TASK MATERIAL:
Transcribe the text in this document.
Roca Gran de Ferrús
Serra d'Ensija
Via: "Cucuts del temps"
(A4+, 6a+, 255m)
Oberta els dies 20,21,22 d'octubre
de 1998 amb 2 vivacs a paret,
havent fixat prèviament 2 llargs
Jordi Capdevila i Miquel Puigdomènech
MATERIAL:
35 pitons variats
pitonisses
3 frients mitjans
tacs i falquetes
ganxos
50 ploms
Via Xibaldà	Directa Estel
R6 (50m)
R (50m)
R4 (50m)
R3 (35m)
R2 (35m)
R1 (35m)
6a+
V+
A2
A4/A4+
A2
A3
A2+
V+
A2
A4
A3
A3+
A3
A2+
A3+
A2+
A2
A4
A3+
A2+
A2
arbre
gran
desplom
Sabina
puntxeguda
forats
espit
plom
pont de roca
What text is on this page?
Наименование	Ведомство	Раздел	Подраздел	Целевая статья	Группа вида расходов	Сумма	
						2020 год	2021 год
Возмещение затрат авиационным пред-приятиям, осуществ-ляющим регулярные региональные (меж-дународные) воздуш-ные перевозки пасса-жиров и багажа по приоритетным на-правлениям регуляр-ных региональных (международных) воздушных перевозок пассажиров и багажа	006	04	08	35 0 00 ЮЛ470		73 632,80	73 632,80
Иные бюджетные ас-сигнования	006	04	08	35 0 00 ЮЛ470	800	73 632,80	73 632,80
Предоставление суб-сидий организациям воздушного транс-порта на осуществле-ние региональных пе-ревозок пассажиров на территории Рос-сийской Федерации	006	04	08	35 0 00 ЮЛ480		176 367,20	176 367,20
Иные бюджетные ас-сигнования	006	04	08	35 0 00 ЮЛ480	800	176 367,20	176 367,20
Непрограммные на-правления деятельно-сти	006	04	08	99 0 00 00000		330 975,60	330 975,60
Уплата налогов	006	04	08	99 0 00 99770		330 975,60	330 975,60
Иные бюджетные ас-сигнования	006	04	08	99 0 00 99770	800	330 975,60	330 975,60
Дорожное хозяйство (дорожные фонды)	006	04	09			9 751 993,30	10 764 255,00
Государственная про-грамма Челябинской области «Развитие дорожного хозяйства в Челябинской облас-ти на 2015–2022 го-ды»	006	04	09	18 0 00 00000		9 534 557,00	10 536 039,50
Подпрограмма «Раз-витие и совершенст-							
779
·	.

TASK REQUIREMENTS: Filter the records, keeping only lines that contain "Иные", and show those lines.

OUTPUT OF THE TASK:
Иные бюджетные ас-сигнования	006	04	08	35 0 00 ЮЛ470	800	73 632,80	73 632,80
Иные бюджетные ас-сигнования	006	04	08	35 0 00 ЮЛ480	800	176 367,20	176 367,20
Иные бюджетные ас-сигнования	006	04	08	99 0 00 99770	800	330 975,60	330 975,60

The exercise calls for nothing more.